* [Material provided]
============================================================
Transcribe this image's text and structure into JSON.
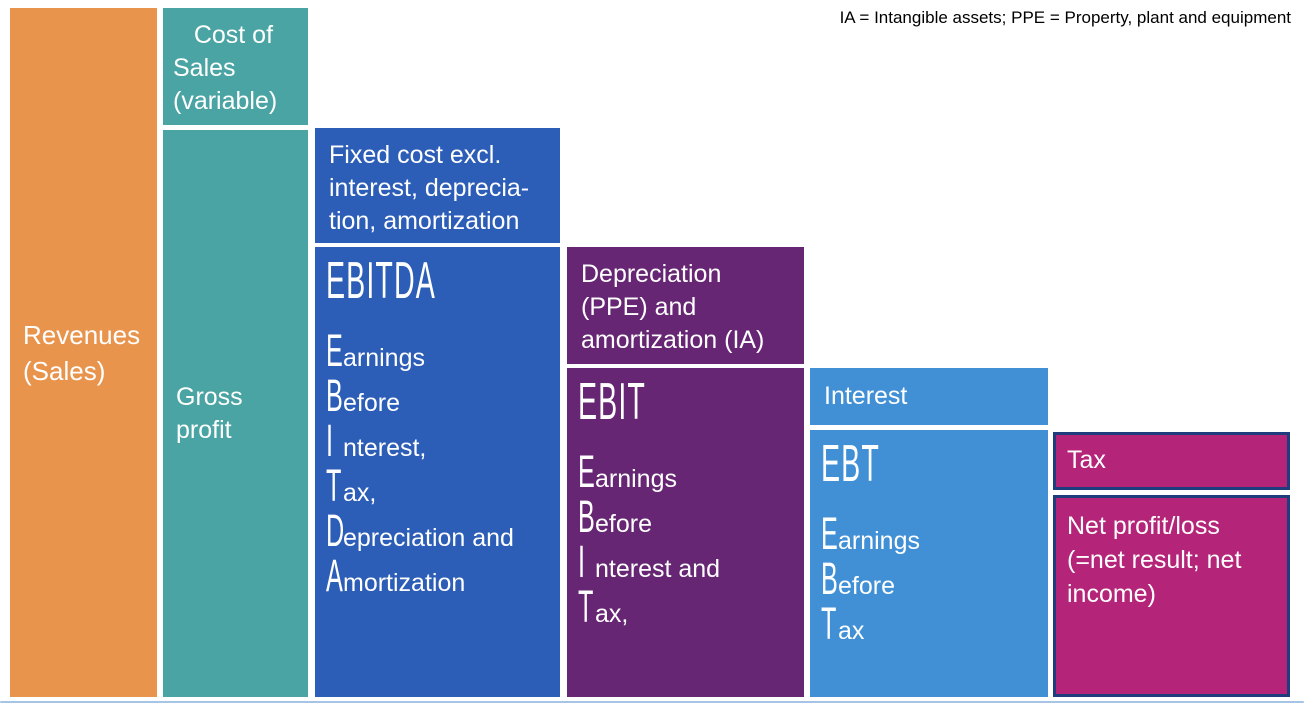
{
  "note": "IA = Intangible assets; PPE = Property, plant and equipment",
  "colors": {
    "revenues_orange": "#e8944d",
    "cost_gross_teal": "#4aa4a3",
    "ebitda_blue": "#2c5db7",
    "ebit_purple": "#662673",
    "ebt_light_blue": "#4190d5",
    "tax_magenta": "#b42479",
    "magenta_border_navy": "#1f3d7d",
    "bottom_rule_light_blue": "#a6c4e6",
    "text_white": "#ffffff",
    "note_black": "#000000"
  },
  "boxes": {
    "revenues": {
      "label": "Revenues\n(Sales)"
    },
    "cost_of_sales": {
      "label": "   Cost of\nSales\n(variable)"
    },
    "gross_profit": {
      "label": "Gross\nprofit"
    },
    "fixed_cost": {
      "label": "Fixed cost excl.\ninterest, deprecia-\ntion, amortization"
    },
    "ebitda": {
      "title": "EBITDA",
      "lines": [
        {
          "initial": "E",
          "rest": "arnings"
        },
        {
          "initial": "B",
          "rest": "efore"
        },
        {
          "initial": "I",
          "rest": "nterest,"
        },
        {
          "initial": "T",
          "rest": "ax,"
        },
        {
          "initial": "D",
          "rest": "epreciation and"
        },
        {
          "initial": "A",
          "rest": "mortization"
        }
      ]
    },
    "depreciation": {
      "label": "Depreciation\n(PPE) and\namortization (IA)"
    },
    "ebit": {
      "title": "EBIT",
      "lines": [
        {
          "initial": "E",
          "rest": "arnings"
        },
        {
          "initial": "B",
          "rest": "efore"
        },
        {
          "initial": "I",
          "rest": "nterest and"
        },
        {
          "initial": "T",
          "rest": "ax,"
        }
      ]
    },
    "interest": {
      "label": "Interest"
    },
    "ebt": {
      "title": "EBT",
      "lines": [
        {
          "initial": "E",
          "rest": "arnings"
        },
        {
          "initial": "B",
          "rest": "efore"
        },
        {
          "initial": "T",
          "rest": "ax"
        }
      ]
    },
    "tax": {
      "label": "Tax"
    },
    "net_profit": {
      "label": "Net profit/loss\n(=net result; net\nincome)"
    }
  }
}
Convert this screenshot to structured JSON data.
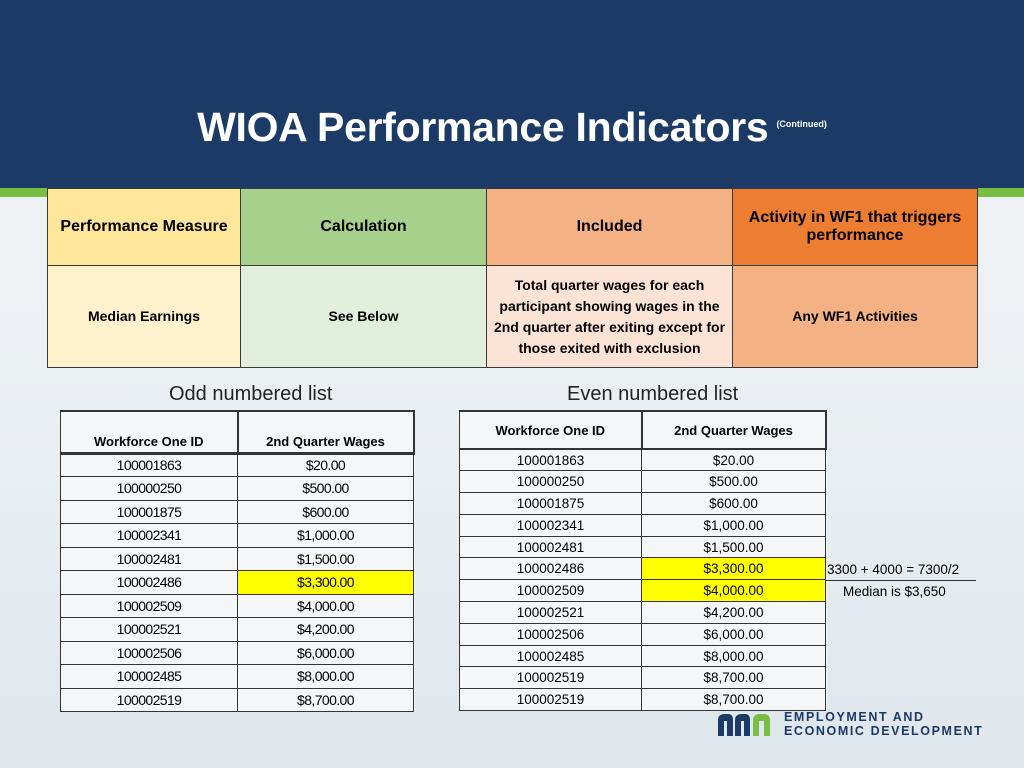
{
  "slide": {
    "title": "WIOA Performance Indicators",
    "title_note": "(Continued)"
  },
  "measure_table": {
    "headers": [
      "Performance Measure",
      "Calculation",
      "Included",
      "Activity in WF1 that triggers performance"
    ],
    "row": [
      "Median Earnings",
      "See Below",
      "Total quarter wages for each participant showing wages in the 2nd quarter after exiting except for those exited with exclusion",
      "Any WF1 Activities"
    ]
  },
  "odd_list": {
    "title": "Odd numbered list",
    "headers": [
      "Workforce One ID",
      "2nd Quarter Wages"
    ],
    "rows": [
      [
        "100001863",
        "$20.00"
      ],
      [
        "100000250",
        "$500.00"
      ],
      [
        "100001875",
        "$600.00"
      ],
      [
        "100002341",
        "$1,000.00"
      ],
      [
        "100002481",
        "$1,500.00"
      ],
      [
        "100002486",
        "$3,300.00"
      ],
      [
        "100002509",
        "$4,000.00"
      ],
      [
        "100002521",
        "$4,200.00"
      ],
      [
        "100002506",
        "$6,000.00"
      ],
      [
        "100002485",
        "$8,000.00"
      ],
      [
        "100002519",
        "$8,700.00"
      ]
    ],
    "highlighted_row": 5
  },
  "even_list": {
    "title": "Even numbered list",
    "headers": [
      "Workforce One ID",
      "2nd Quarter Wages"
    ],
    "rows": [
      [
        "100001863",
        "$20.00"
      ],
      [
        "100000250",
        "$500.00"
      ],
      [
        "100001875",
        "$600.00"
      ],
      [
        "100002341",
        "$1,000.00"
      ],
      [
        "100002481",
        "$1,500.00"
      ],
      [
        "100002486",
        "$3,300.00"
      ],
      [
        "100002509",
        "$4,000.00"
      ],
      [
        "100002521",
        "$4,200.00"
      ],
      [
        "100002506",
        "$6,000.00"
      ],
      [
        "100002485",
        "$8,000.00"
      ],
      [
        "100002519",
        "$8,700.00"
      ],
      [
        "100002519",
        "$8,700.00"
      ]
    ],
    "highlighted_rows": [
      5,
      6
    ],
    "calculation_note": "3300 + 4000 = 7300/2",
    "median_note": "Median is $3,650"
  },
  "logo": {
    "line1": "EMPLOYMENT AND",
    "line2": "ECONOMIC DEVELOPMENT"
  },
  "colors": {
    "header_bg": "#1c3a66",
    "accent_green": "#78be43",
    "highlight": "#ffff00"
  }
}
============================================================
* [Required task] Copy out the records above in full, exactly as written, but not the pictures.

* [Correct answer]
Transcribe this image's text and structure into JSON.
{
  "note": "IA = Intangible assets; PPE = Property, plant and equipment",
  "colors": {
    "revenues_orange": "#e8944d",
    "cost_gross_teal": "#4aa4a3",
    "ebitda_blue": "#2c5db7",
    "ebit_purple": "#662673",
    "ebt_light_blue": "#4190d5",
    "tax_magenta": "#b42479",
    "magenta_border_navy": "#1f3d7d",
    "bottom_rule_light_blue": "#a6c4e6",
    "text_white": "#ffffff",
    "note_black": "#000000"
  },
  "boxes": {
    "revenues": {
      "label": "Revenues\n(Sales)"
    },
    "cost_of_sales": {
      "label": "   Cost of\nSales\n(variable)"
    },
    "gross_profit": {
      "label": "Gross\nprofit"
    },
    "fixed_cost": {
      "label": "Fixed cost excl.\ninterest, deprecia-\ntion, amortization"
    },
    "ebitda": {
      "title": "EBITDA",
      "lines": [
        {
          "initial": "E",
          "rest": "arnings"
        },
        {
          "initial": "B",
          "rest": "efore"
        },
        {
          "initial": "I",
          "rest": "nterest,"
        },
        {
          "initial": "T",
          "rest": "ax,"
        },
        {
          "initial": "D",
          "rest": "epreciation and"
        },
        {
          "initial": "A",
          "rest": "mortization"
        }
      ]
    },
    "depreciation": {
      "label": "Depreciation\n(PPE) and\namortization (IA)"
    },
    "ebit": {
      "title": "EBIT",
      "lines": [
        {
          "initial": "E",
          "rest": "arnings"
        },
        {
          "initial": "B",
          "rest": "efore"
        },
        {
          "initial": "I",
          "rest": "nterest and"
        },
        {
          "initial": "T",
          "rest": "ax,"
        }
      ]
    },
    "interest": {
      "label": "Interest"
    },
    "ebt": {
      "title": "EBT",
      "lines": [
        {
          "initial": "E",
          "rest": "arnings"
        },
        {
          "initial": "B",
          "rest": "efore"
        },
        {
          "initial": "T",
          "rest": "ax"
        }
      ]
    },
    "tax": {
      "label": "Tax"
    },
    "net_profit": {
      "label": "Net profit/loss\n(=net result; net\nincome)"
    }
  }
}
Convert this screenshot to structured JSON data.
{
  "slide": {
    "title": "WIOA Performance Indicators",
    "title_note": "(Continued)"
  },
  "measure_table": {
    "headers": [
      "Performance Measure",
      "Calculation",
      "Included",
      "Activity in WF1 that triggers performance"
    ],
    "row": [
      "Median Earnings",
      "See Below",
      "Total quarter wages for each participant showing wages in the 2nd quarter after exiting except for those exited with exclusion",
      "Any WF1 Activities"
    ]
  },
  "odd_list": {
    "title": "Odd numbered list",
    "headers": [
      "Workforce One ID",
      "2nd Quarter Wages"
    ],
    "rows": [
      [
        "100001863",
        "$20.00"
      ],
      [
        "100000250",
        "$500.00"
      ],
      [
        "100001875",
        "$600.00"
      ],
      [
        "100002341",
        "$1,000.00"
      ],
      [
        "100002481",
        "$1,500.00"
      ],
      [
        "100002486",
        "$3,300.00"
      ],
      [
        "100002509",
        "$4,000.00"
      ],
      [
        "100002521",
        "$4,200.00"
      ],
      [
        "100002506",
        "$6,000.00"
      ],
      [
        "100002485",
        "$8,000.00"
      ],
      [
        "100002519",
        "$8,700.00"
      ]
    ],
    "highlighted_row": 5
  },
  "even_list": {
    "title": "Even numbered list",
    "headers": [
      "Workforce One ID",
      "2nd Quarter Wages"
    ],
    "rows": [
      [
        "100001863",
        "$20.00"
      ],
      [
        "100000250",
        "$500.00"
      ],
      [
        "100001875",
        "$600.00"
      ],
      [
        "100002341",
        "$1,000.00"
      ],
      [
        "100002481",
        "$1,500.00"
      ],
      [
        "100002486",
        "$3,300.00"
      ],
      [
        "100002509",
        "$4,000.00"
      ],
      [
        "100002521",
        "$4,200.00"
      ],
      [
        "100002506",
        "$6,000.00"
      ],
      [
        "100002485",
        "$8,000.00"
      ],
      [
        "100002519",
        "$8,700.00"
      ],
      [
        "100002519",
        "$8,700.00"
      ]
    ],
    "highlighted_rows": [
      5,
      6
    ],
    "calculation_note": "3300 + 4000 = 7300/2",
    "median_note": "Median is $3,650"
  },
  "logo": {
    "line1": "EMPLOYMENT AND",
    "line2": "ECONOMIC DEVELOPMENT"
  },
  "colors": {
    "header_bg": "#1c3a66",
    "accent_green": "#78be43",
    "highlight": "#ffff00"
  }
}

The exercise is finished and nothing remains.